### EXERCISE DESCRIPTION
Find every line containing the word "أسلمت" in the records below; report only how many there are.

(Data records)
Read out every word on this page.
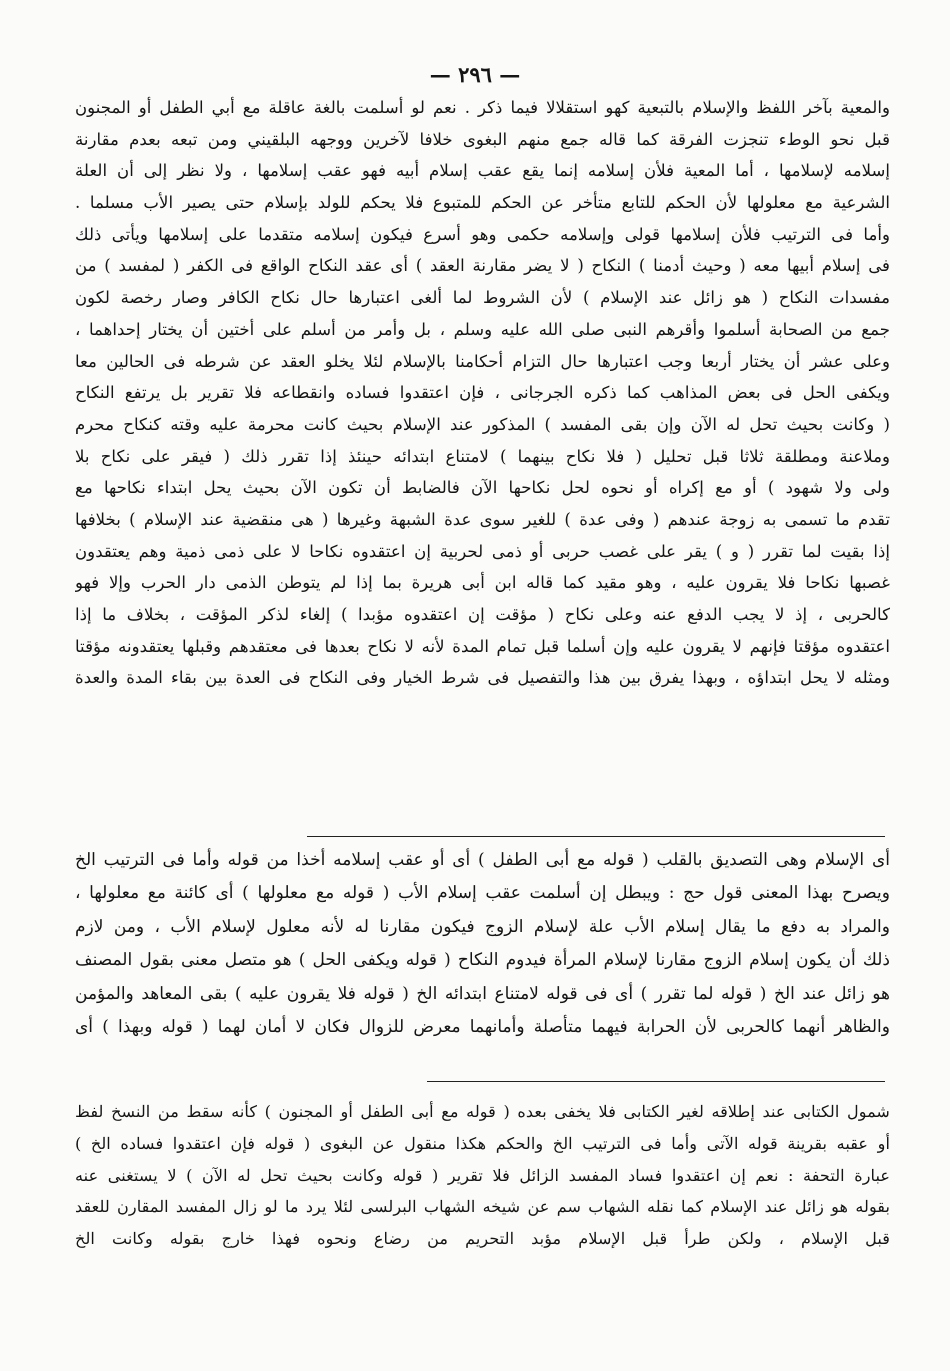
— ٢٩٦ —
والمعية بآخر اللفظ والإسلام بالتبعية كهو استقلالا فيما ذكر . نعم لو أسلمت بالغة عاقلة مع أبي الطفل أو المجنون
قبل نحو الوطء تنجزت الفرقة كما قاله جمع منهم البغوى خلافا لآخرين ووجهه البلقيني ومن تبعه بعدم مقارنة
إسلامه لإسلامها ، أما المعية فلأن إسلامه إنما يقع عقب إسلام أبيه فهو عقب إسلامها ، ولا نظر إلى أن العلة
الشرعية مع معلولها لأن الحكم للتابع متأخر عن الحكم للمتبوع فلا يحكم للولد بإسلام حتى يصير الأب مسلما .
وأما فى الترتيب فلأن إسلامها قولى وإسلامه حكمى وهو أسرع فيكون إسلامه متقدما على إسلامها ويأتى ذلك
فى إسلام أبيها معه ( وحيث أدمنا ) النكاح ( لا يضر مقارنة العقد ) أى عقد النكاح الواقع فى الكفر ( لمفسد ) من
مفسدات النكاح ( هو زائل عند الإسلام ) لأن الشروط لما ألغى اعتبارها حال نكاح الكافر وصار رخصة لكون
جمع من الصحابة أسلموا وأقرهم النبى صلى الله عليه وسلم ، بل وأمر من أسلم على أختين أن يختار إحداهما ،
وعلى عشر أن يختار أربعا وجب اعتبارها حال التزام أحكامنا بالإسلام لئلا يخلو العقد عن شرطه فى الحالين معا
ويكفى الحل فى بعض المذاهب كما ذكره الجرجانى ، فإن اعتقدوا فساده وانقطاعه فلا تقرير بل يرتفع النكاح
( وكانت بحيث تحل له الآن وإن بقى المفسد ) المذكور عند الإسلام بحيث كانت محرمة عليه وقته كنكاح محرم
وملاعنة ومطلقة ثلاثا قبل تحليل ( فلا نكاح بينهما ) لامتناع ابتدائه حينئذ إذا تقرر ذلك ( فيقر على نكاح بلا
ولى ولا شهود ) أو مع إكراه أو نحوه لحل نكاحها الآن فالضابط أن تكون الآن بحيث يحل ابتداء نكاحها مع
تقدم ما تسمى به زوجة عندهم ( وفى عدة ) للغير سوى عدة الشبهة وغيرها ( هى منقضية عند الإسلام ) بخلافها
إذا بقيت لما تقرر ( و ) يقر على غصب حربى أو ذمى لحربية إن اعتقدوه نكاحا لا على ذمى ذمية وهم يعتقدون
غصبها نكاحا فلا يقرون عليه ، وهو مقيد كما قاله ابن أبى هريرة بما إذا لم يتوطن الذمى دار الحرب وإلا فهو
كالحربى ، إذ لا يجب الدفع عنه وعلى نكاح ( مؤقت إن اعتقدوه مؤبدا ) إلغاء لذكر المؤقت ، بخلاف ما إذا
اعتقدوه مؤقتا فإنهم لا يقرون عليه وإن أسلما قبل تمام المدة لأنه لا نكاح بعدها فى معتقدهم وقبلها يعتقدونه مؤقتا
ومثله لا يحل ابتداؤه ، وبهذا يفرق بين هذا والتفصيل فى شرط الخيار وفى النكاح فى العدة بين بقاء المدة والعدة
أى الإسلام وهى التصديق بالقلب ( قوله مع أبى الطفل ) أى أو عقب إسلامه أخذا من قوله وأما فى الترتيب الخ
ويصرح بهذا المعنى قول حج : ويبطل إن أسلمت عقب إسلام الأب ( قوله مع معلولها ) أى كائنة مع معلولها ،
والمراد به دفع ما يقال إسلام الأب علة لإسلام الزوج فيكون مقارنا له لأنه معلول لإسلام الأب ، ومن لازم
ذلك أن يكون إسلام الزوج مقارنا لإسلام المرأة فيدوم النكاح ( قوله ويكفى الحل ) هو متصل معنى بقول المصنف
هو زائل عند الخ ( قوله لما تقرر ) أى فى قوله لامتناع ابتدائه الخ ( قوله فلا يقرون عليه ) بقى المعاهد والمؤمن
والظاهر أنهما كالحربى لأن الحرابة فيهما متأصلة وأمانهما معرض للزوال فكان لا أمان لهما ( قوله وبهذا ) أى
شمول الكتابى عند إطلاقه لغير الكتابى فلا يخفى بعده ( قوله مع أبى الطفل أو المجنون ) كأنه سقط من النسخ لفظ
أو عقبه بقرينة قوله الآتى وأما فى الترتيب الخ والحكم هكذا منقول عن البغوى ( قوله فإن اعتقدوا فساده الخ )
عبارة التحفة : نعم إن اعتقدوا فساد المفسد الزائل فلا تقرير ( قوله وكانت بحيث تحل له الآن ) لا يستغنى عنه
بقوله هو زائل عند الإسلام كما نقله الشهاب سم عن شيخه الشهاب البرلسى لئلا يرد ما لو زال المفسد المقارن للعقد
قبل الإسلام ، ولكن طرأ قبل الإسلام مؤبد التحريم من رضاع ونحوه فهذا خارج بقوله وكانت الخ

### ANSWER FOR THE TASK
2